● **GIVEN DATA**
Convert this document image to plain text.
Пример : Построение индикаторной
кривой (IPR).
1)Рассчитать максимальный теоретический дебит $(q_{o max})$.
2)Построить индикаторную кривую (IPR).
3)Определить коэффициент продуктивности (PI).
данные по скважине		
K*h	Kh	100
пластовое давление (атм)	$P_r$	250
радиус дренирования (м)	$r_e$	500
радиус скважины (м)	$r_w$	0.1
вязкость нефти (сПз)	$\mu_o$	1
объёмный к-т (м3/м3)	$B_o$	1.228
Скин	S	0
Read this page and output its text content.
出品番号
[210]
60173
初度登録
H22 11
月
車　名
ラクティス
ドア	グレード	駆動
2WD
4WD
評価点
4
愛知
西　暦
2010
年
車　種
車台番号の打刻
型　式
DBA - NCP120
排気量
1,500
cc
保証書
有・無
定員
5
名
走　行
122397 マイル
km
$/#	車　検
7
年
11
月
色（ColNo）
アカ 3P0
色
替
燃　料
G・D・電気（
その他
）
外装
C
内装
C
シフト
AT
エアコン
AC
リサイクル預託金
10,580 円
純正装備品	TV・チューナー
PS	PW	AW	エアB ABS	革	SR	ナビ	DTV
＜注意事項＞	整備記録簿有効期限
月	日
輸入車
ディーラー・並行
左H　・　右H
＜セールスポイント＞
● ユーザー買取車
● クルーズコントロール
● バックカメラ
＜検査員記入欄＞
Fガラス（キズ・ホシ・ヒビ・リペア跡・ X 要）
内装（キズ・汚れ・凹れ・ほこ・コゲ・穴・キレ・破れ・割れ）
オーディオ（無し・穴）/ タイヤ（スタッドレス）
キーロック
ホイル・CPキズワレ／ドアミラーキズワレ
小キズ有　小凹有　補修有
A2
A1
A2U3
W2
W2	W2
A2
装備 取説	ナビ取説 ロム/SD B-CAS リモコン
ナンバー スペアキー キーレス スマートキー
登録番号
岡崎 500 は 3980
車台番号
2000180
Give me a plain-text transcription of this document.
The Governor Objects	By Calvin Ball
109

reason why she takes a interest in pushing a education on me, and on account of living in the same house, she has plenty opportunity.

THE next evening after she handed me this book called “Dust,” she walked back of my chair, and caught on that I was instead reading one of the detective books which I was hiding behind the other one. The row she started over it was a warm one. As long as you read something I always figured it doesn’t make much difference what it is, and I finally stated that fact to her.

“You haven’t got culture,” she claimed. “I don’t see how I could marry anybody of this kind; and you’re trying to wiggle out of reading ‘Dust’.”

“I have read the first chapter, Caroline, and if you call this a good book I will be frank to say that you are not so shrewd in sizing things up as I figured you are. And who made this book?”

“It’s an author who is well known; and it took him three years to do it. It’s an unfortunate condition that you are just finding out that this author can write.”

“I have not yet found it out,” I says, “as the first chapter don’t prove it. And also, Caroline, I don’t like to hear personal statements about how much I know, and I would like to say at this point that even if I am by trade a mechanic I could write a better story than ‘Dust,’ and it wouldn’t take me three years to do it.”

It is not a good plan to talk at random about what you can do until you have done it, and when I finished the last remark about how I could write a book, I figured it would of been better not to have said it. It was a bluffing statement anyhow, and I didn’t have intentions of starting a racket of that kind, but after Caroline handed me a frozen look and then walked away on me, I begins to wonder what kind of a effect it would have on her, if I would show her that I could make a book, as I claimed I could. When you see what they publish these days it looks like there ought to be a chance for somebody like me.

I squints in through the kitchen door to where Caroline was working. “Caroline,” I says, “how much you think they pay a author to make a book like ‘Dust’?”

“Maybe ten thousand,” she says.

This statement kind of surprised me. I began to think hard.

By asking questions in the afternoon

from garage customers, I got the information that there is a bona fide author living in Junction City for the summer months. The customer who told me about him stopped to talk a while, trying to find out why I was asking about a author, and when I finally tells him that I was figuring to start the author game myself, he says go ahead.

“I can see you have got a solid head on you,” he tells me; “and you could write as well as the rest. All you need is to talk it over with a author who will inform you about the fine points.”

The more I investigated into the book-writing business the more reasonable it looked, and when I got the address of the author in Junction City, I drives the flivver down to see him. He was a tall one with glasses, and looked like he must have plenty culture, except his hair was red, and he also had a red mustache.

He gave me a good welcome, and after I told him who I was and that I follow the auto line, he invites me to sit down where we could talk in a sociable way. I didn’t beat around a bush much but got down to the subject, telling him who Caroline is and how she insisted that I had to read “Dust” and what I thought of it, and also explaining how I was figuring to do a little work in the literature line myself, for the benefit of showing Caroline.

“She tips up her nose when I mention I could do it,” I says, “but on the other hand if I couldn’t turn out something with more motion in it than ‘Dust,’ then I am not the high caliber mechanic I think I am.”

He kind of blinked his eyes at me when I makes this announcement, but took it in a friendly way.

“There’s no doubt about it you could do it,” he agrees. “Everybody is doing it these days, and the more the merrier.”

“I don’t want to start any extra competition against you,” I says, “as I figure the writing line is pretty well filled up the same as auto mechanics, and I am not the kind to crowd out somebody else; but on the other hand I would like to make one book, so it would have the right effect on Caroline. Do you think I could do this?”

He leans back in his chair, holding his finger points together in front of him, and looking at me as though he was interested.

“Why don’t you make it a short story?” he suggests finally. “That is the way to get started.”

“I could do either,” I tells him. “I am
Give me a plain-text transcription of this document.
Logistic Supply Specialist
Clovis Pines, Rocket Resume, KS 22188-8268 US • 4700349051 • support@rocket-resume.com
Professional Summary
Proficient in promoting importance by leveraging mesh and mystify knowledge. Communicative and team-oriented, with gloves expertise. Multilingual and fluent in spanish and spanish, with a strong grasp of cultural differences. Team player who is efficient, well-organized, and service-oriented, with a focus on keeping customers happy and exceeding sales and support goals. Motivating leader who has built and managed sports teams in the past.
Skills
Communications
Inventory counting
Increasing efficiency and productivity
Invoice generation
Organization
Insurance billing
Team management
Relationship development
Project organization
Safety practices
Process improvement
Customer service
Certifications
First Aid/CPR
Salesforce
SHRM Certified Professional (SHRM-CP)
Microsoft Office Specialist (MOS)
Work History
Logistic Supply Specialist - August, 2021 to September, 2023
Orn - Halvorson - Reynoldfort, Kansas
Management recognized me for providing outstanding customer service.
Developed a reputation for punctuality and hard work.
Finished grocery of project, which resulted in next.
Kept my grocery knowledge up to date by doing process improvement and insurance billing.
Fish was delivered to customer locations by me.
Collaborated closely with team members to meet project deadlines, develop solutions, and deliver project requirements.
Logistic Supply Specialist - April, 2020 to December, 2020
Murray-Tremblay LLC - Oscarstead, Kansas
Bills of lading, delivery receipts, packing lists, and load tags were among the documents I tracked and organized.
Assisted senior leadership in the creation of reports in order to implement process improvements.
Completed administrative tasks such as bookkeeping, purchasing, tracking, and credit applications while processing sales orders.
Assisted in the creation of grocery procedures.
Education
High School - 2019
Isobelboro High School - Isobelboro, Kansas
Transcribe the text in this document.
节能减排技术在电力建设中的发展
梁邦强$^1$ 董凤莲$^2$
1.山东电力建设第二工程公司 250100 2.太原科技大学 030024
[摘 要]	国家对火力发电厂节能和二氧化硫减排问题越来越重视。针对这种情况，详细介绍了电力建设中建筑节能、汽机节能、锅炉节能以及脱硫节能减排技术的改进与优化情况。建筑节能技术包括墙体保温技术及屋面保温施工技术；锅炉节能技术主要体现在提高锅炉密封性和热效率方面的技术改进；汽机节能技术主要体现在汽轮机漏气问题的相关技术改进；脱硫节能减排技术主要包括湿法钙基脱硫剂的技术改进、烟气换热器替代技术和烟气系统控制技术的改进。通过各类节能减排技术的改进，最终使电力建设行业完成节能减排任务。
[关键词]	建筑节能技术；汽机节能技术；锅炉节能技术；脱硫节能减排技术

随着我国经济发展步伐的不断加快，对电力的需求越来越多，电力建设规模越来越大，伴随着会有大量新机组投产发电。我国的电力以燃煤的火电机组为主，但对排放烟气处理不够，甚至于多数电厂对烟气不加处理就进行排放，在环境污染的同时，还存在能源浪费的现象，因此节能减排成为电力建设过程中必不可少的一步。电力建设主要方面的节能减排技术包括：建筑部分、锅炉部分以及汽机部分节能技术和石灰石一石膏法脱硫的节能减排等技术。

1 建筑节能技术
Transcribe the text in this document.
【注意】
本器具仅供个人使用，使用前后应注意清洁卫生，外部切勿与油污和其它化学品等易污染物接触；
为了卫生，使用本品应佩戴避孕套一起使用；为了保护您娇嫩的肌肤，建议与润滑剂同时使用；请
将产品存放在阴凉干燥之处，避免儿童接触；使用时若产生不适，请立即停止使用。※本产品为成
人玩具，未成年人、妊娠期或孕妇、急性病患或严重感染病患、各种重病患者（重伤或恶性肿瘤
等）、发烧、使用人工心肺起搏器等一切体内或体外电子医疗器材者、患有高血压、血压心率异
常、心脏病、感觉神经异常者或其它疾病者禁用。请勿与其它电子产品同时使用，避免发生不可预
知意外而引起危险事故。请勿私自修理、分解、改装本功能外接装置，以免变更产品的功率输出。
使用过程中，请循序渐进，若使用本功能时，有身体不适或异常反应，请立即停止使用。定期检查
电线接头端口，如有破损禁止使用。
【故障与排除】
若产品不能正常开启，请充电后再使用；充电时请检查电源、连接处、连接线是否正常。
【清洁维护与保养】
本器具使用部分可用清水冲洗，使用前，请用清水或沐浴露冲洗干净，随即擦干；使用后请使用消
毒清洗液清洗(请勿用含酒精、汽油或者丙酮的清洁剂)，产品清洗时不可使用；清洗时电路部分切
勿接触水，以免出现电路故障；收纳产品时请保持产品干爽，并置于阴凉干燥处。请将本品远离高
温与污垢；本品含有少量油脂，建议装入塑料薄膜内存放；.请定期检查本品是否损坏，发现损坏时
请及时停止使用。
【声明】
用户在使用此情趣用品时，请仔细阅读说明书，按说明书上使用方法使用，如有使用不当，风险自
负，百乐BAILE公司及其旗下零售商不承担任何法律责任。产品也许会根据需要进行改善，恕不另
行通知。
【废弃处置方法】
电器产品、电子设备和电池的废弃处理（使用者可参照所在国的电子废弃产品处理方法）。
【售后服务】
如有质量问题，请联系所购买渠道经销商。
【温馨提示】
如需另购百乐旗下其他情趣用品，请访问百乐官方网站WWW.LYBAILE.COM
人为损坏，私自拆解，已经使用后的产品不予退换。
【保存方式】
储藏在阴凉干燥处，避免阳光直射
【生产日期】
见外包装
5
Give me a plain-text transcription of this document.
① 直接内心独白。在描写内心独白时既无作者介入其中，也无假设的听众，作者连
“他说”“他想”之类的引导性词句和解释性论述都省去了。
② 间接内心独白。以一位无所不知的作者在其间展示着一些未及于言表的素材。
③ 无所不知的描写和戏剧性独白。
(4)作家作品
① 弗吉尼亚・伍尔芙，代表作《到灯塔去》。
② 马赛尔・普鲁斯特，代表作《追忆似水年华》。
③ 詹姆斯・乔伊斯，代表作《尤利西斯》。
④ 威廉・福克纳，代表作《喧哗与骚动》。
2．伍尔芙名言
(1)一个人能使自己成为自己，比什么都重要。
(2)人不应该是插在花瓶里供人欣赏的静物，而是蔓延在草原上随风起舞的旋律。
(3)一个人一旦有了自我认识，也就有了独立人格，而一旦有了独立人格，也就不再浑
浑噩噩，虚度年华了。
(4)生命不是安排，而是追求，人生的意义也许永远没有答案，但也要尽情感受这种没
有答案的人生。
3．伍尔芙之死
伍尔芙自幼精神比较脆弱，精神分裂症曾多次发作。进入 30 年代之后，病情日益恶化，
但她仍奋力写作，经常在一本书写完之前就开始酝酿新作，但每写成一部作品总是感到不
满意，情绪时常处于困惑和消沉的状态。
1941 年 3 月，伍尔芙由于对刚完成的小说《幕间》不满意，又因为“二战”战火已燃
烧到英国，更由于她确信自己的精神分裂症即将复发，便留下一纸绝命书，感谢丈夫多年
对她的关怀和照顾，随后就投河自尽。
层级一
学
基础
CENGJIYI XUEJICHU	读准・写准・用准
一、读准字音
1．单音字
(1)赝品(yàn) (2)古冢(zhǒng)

● **TASK GOAL**
Find the lines that include the string "took", then copy each of them.

● **REPLY**
“It’s an author who is well known; and it took him three years to do it. It’s an unfortunate condition that you are just finding out that this author can write.”
He kind of blinked his eyes at me when I makes this announcement, but took it in a friendly way.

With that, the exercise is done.